[Lines of data]
##############################

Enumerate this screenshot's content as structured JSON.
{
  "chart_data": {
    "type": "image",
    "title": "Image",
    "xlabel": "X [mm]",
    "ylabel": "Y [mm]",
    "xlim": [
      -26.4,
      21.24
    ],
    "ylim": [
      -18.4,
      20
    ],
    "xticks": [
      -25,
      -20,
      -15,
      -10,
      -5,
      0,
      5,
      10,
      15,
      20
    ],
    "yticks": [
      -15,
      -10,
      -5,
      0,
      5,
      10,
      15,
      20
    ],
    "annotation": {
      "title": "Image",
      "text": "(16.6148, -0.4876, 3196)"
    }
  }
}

##############################

■ Aim
Print the entries exactly. Include every one.

■ Exercise response
Enumerate this screenshot's content as structured JSON.
{
  "chart_data": {
    "type": "image",
    "title": "Image",
    "xlabel": "X [mm]",
    "ylabel": "Y [mm]",
    "xlim": [
      -26.4,
      21.24
    ],
    "ylim": [
      -18.4,
      20
    ],
    "xticks": [
      -25,
      -20,
      -15,
      -10,
      -5,
      0,
      5,
      10,
      15,
      20
    ],
    "yticks": [
      -15,
      -10,
      -5,
      0,
      5,
      10,
      15,
      20
    ],
    "annotation": {
      "title": "Image",
      "text": "(16.6148, -0.4876, 3196)"
    }
  }
}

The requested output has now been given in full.